■ What is required:
Answer these questions from the overconstrained systems text:
(a) What do the letters UTS stand for?
(b) When is a system called over-constrained?
(c) Into what is the reward signal decomposed under MSAV?

■ Source:
%%
Overconstrained systems In robotic applications, normal termination is given by the accomplishment of the assigned task, so that the agent obtains a positive reward. Undesired terminal states (UTS) correspond to irreversible situations where the system is stuck in a rewardless state and no evolution to a successful termination of the proposed task is possible. Hence, the work performed to reach this state is fruitless, the agent does not extract any positive training information. UTS often correspond to catastrophic error conditions. We say that a system is over-constrained when the number of UTS is large relative to the state space size. In over-constrained systems, RL convergence is severely handicapped by the high frequency of learning episodes ending in UTS. In single-agent domains, Modular State-Action Vetoes (MSAV) [8] provide a convergence speedup by early avoidance of UTS, minimizing unnecessary computation for the estimation of state-action values. The reward signal is decomposed into separate signal classes, each of them associated with a particular class of physical constraint which is commonly related to a specific subset of state variables. Modules specialized in each signal class can be taught independently when there is no interaction between state variables modeling the failure signal classes.
%%
■ Information supplied:
%%
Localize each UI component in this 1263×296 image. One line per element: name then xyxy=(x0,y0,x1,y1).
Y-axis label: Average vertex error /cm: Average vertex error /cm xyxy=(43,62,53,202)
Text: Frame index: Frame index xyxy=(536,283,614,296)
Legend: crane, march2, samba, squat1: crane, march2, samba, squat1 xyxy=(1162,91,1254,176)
%%
%%
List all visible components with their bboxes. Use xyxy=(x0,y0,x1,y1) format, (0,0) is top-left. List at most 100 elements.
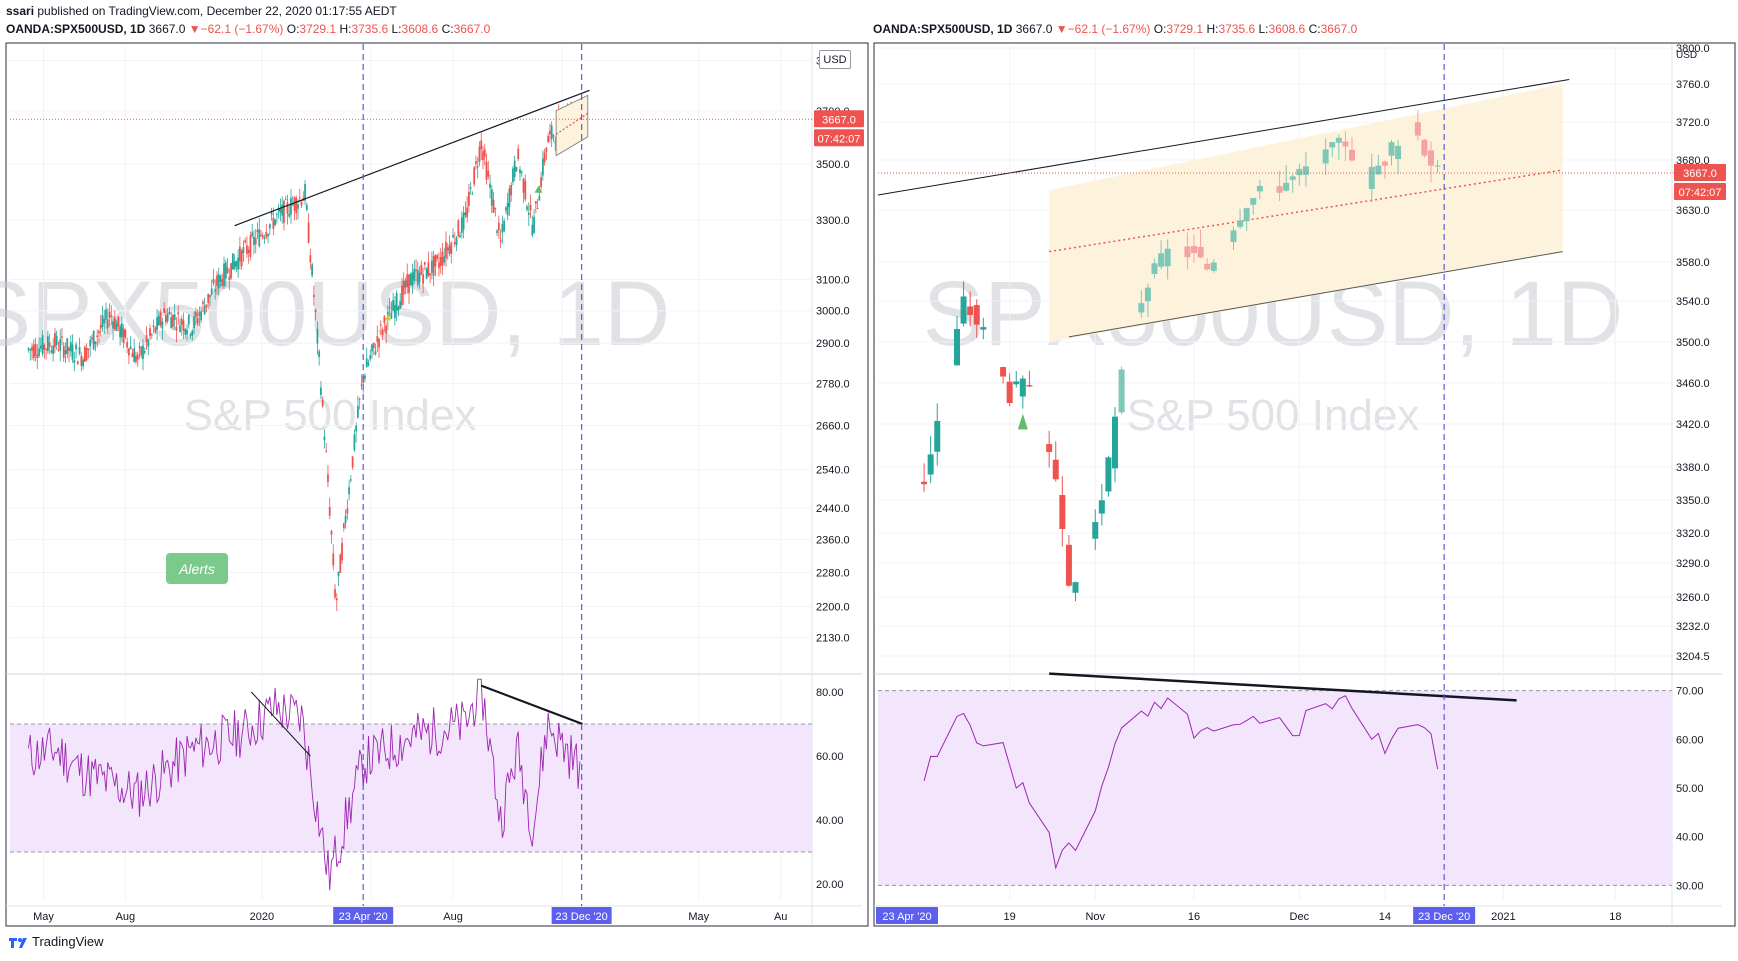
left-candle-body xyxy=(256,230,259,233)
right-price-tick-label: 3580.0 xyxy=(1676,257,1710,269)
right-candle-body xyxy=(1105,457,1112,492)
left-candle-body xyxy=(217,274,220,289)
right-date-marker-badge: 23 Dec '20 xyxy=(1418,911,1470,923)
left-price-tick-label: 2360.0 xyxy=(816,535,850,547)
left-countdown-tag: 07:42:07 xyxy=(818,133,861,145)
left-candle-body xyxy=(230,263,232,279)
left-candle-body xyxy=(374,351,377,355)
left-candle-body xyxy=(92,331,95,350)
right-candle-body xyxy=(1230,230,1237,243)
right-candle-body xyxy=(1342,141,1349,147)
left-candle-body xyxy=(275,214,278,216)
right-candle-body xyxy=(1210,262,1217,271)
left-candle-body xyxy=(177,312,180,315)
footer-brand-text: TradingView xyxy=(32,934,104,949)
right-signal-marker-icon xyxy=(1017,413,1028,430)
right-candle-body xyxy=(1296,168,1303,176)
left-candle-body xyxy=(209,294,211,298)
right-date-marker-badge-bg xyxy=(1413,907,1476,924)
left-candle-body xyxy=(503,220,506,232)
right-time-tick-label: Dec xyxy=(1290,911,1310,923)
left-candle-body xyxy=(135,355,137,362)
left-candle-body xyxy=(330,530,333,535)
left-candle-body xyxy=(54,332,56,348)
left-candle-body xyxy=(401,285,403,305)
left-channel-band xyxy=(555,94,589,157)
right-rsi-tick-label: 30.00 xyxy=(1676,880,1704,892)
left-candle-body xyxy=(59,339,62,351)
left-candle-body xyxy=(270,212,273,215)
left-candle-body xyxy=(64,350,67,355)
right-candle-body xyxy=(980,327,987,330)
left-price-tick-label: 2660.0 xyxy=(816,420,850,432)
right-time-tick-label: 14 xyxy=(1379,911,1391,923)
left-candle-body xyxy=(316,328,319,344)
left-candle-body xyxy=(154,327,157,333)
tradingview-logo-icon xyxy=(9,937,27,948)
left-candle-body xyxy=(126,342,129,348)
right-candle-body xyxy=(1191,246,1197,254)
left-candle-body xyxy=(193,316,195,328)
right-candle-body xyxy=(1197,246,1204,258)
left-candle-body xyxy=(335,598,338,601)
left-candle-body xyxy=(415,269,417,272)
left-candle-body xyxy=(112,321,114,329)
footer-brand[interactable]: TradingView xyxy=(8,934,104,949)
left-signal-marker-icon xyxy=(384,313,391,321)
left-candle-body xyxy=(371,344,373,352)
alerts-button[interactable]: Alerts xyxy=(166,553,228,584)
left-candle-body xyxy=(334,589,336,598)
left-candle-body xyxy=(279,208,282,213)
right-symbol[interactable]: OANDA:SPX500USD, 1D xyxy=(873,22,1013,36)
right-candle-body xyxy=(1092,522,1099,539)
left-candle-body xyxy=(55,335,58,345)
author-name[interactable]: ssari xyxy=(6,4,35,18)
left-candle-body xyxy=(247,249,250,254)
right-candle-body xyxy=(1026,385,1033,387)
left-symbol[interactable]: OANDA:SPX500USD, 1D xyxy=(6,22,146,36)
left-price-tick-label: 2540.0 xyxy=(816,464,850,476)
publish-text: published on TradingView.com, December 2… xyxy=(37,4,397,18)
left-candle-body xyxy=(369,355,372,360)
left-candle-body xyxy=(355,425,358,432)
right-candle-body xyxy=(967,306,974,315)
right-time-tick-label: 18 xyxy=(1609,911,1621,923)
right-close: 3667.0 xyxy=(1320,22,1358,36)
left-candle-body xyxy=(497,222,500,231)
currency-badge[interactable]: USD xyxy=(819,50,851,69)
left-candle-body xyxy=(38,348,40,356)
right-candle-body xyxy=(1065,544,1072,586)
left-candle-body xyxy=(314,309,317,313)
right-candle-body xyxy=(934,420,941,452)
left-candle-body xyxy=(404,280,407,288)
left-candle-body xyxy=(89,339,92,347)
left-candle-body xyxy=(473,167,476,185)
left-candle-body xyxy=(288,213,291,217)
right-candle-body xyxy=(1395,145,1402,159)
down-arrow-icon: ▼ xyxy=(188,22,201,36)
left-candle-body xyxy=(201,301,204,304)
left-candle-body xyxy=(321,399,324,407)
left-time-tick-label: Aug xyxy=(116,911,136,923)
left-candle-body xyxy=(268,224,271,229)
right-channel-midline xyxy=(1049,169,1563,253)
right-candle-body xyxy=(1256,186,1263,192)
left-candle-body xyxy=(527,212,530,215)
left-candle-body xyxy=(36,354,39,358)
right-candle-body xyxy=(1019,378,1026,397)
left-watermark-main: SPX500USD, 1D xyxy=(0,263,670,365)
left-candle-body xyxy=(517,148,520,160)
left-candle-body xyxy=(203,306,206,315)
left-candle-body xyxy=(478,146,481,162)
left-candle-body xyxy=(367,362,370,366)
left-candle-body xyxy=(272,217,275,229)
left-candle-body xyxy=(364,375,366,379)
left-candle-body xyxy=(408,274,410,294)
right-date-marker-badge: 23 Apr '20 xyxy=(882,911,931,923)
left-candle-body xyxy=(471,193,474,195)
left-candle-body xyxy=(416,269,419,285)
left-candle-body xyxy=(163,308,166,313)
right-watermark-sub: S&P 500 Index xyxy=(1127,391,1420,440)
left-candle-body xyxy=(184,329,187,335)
%%
■ Expected answer:
(a) Undesired terminal states.
(b) When the number of UTS is large relative to the state space size.
(c) Into separate signal classes, each associated with a particular class of physical constraint.